Dataset entries on figures:

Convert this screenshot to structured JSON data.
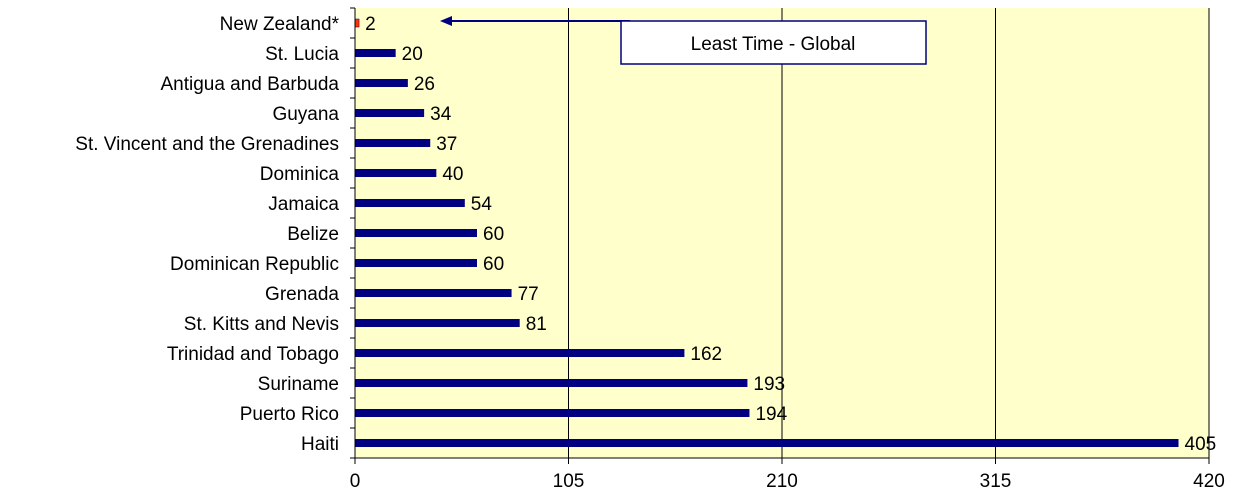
{
  "chart_data": {
    "type": "bar",
    "orientation": "horizontal",
    "categories": [
      "New Zealand*",
      "St. Lucia",
      "Antigua and Barbuda",
      "Guyana",
      "St. Vincent and the Grenadines",
      "Dominica",
      "Jamaica",
      "Belize",
      "Dominican Republic",
      "Grenada",
      "St. Kitts and Nevis",
      "Trinidad and Tobago",
      "Suriname",
      "Puerto Rico",
      "Haiti"
    ],
    "values": [
      2,
      20,
      26,
      34,
      37,
      40,
      54,
      60,
      60,
      77,
      81,
      162,
      193,
      194,
      405
    ],
    "value_labels": [
      "2",
      "20",
      "26",
      "34",
      "37",
      "40",
      "54",
      "60",
      "60",
      "77",
      "81",
      "162",
      "193",
      "194",
      "405"
    ],
    "highlight_category": "New Zealand*",
    "xlim": [
      0,
      420
    ],
    "xticks": [
      0,
      105,
      210,
      315,
      420
    ],
    "xtick_labels": [
      "0",
      "105",
      "210",
      "315",
      "420"
    ],
    "grid": "vertical",
    "title": "",
    "xlabel": "",
    "ylabel": "",
    "annotation": {
      "text": "Least Time - Global",
      "points_to": "New Zealand*"
    },
    "colors": {
      "bar": "#000080",
      "highlight_bar": "#ff3300",
      "plot_background": "#ffffcc",
      "grid": "#000000",
      "annotation_border": "#000080"
    }
  }
}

Written task:
Repeat each record exactly, with the pictures left out.

Worked solution:
Convert this screenshot to structured JSON data.
{
  "chart_data": {
    "type": "bar",
    "orientation": "horizontal",
    "categories": [
      "New Zealand*",
      "St. Lucia",
      "Antigua and Barbuda",
      "Guyana",
      "St. Vincent and the Grenadines",
      "Dominica",
      "Jamaica",
      "Belize",
      "Dominican Republic",
      "Grenada",
      "St. Kitts and Nevis",
      "Trinidad and Tobago",
      "Suriname",
      "Puerto Rico",
      "Haiti"
    ],
    "values": [
      2,
      20,
      26,
      34,
      37,
      40,
      54,
      60,
      60,
      77,
      81,
      162,
      193,
      194,
      405
    ],
    "value_labels": [
      "2",
      "20",
      "26",
      "34",
      "37",
      "40",
      "54",
      "60",
      "60",
      "77",
      "81",
      "162",
      "193",
      "194",
      "405"
    ],
    "highlight_category": "New Zealand*",
    "xlim": [
      0,
      420
    ],
    "xticks": [
      0,
      105,
      210,
      315,
      420
    ],
    "xtick_labels": [
      "0",
      "105",
      "210",
      "315",
      "420"
    ],
    "grid": "vertical",
    "title": "",
    "xlabel": "",
    "ylabel": "",
    "annotation": {
      "text": "Least Time - Global",
      "points_to": "New Zealand*"
    },
    "colors": {
      "bar": "#000080",
      "highlight_bar": "#ff3300",
      "plot_background": "#ffffcc",
      "grid": "#000000",
      "annotation_border": "#000080"
    }
  }
}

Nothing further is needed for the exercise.